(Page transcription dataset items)
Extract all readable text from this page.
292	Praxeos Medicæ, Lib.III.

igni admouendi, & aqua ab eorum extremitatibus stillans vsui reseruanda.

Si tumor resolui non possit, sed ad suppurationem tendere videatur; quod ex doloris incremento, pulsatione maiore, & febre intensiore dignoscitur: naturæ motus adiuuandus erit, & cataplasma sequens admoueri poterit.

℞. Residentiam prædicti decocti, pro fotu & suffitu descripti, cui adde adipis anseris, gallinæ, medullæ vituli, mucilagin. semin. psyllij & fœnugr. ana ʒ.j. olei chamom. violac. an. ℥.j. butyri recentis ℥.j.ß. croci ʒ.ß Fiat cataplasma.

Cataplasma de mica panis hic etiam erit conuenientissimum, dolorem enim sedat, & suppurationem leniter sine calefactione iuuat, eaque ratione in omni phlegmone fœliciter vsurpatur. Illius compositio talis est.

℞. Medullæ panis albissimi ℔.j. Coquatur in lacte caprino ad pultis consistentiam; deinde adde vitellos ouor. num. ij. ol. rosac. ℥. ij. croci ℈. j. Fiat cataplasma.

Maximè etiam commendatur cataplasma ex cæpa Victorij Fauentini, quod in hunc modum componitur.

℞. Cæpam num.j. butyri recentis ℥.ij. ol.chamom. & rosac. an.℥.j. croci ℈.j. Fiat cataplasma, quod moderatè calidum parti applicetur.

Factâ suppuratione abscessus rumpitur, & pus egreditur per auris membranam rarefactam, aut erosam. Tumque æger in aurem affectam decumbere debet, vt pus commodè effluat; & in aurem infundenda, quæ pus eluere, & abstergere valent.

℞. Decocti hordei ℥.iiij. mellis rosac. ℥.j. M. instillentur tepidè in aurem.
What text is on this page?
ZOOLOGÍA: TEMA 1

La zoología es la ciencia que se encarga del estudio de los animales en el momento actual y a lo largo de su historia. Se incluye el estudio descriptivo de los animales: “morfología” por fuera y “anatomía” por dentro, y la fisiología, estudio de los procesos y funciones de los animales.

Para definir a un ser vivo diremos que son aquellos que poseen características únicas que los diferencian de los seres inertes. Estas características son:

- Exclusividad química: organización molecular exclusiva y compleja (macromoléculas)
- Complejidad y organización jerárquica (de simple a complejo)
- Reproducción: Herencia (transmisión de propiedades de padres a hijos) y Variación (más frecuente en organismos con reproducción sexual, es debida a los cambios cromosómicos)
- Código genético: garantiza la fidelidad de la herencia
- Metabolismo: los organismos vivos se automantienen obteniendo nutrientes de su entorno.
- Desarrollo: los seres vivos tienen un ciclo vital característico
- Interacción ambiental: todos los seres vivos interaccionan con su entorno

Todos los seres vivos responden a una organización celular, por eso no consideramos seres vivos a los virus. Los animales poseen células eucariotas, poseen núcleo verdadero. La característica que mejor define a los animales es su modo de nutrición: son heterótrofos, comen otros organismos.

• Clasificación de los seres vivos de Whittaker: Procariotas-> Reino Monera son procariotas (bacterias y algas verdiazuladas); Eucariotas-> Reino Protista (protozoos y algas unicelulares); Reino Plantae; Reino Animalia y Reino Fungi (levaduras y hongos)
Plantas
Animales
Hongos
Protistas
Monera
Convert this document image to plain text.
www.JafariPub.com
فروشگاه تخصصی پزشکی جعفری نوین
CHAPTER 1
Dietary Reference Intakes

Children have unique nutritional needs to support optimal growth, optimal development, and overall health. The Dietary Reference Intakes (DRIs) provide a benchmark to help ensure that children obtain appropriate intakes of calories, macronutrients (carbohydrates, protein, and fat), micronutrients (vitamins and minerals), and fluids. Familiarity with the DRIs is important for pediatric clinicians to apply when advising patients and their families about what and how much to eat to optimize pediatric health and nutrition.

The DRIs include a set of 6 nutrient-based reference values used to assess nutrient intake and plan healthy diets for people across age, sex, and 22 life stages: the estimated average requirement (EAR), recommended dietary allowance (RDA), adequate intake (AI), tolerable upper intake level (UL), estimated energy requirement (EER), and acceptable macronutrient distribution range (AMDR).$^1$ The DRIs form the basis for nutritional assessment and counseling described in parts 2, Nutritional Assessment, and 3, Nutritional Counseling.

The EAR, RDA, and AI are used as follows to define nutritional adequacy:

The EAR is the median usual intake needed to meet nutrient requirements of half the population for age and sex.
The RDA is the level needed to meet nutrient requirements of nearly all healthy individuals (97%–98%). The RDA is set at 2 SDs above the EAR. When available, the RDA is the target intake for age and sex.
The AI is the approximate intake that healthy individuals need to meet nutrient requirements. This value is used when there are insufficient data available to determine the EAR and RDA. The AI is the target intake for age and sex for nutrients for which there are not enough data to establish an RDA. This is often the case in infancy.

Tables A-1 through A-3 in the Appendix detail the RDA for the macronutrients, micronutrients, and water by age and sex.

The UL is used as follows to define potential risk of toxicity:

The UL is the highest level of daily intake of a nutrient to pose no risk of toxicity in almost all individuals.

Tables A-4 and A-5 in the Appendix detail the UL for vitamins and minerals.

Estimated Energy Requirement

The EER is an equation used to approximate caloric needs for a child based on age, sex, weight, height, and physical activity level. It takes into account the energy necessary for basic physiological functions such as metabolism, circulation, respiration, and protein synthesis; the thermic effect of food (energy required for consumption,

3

• What you need to do:
Find the lines above that contain the word "panis" and copy each one.

• Answer to the exercise:
Cataplasma de mica panis hic etiam erit conuenientissimum, dolorem enim sedat, & suppurationem leniter sine calefactione iuuat, eaque ratione in omni phlegmone fœliciter vsurpatur. Illius compositio talis est.
℞. Medullæ panis albissimi ℔.j. Coquatur in lacte caprino ad pultis consistentiam; deinde adde vitellos ouor. num. ij. ol. rosac. ℥. ij. croci ℈. j. Fiat cataplasma.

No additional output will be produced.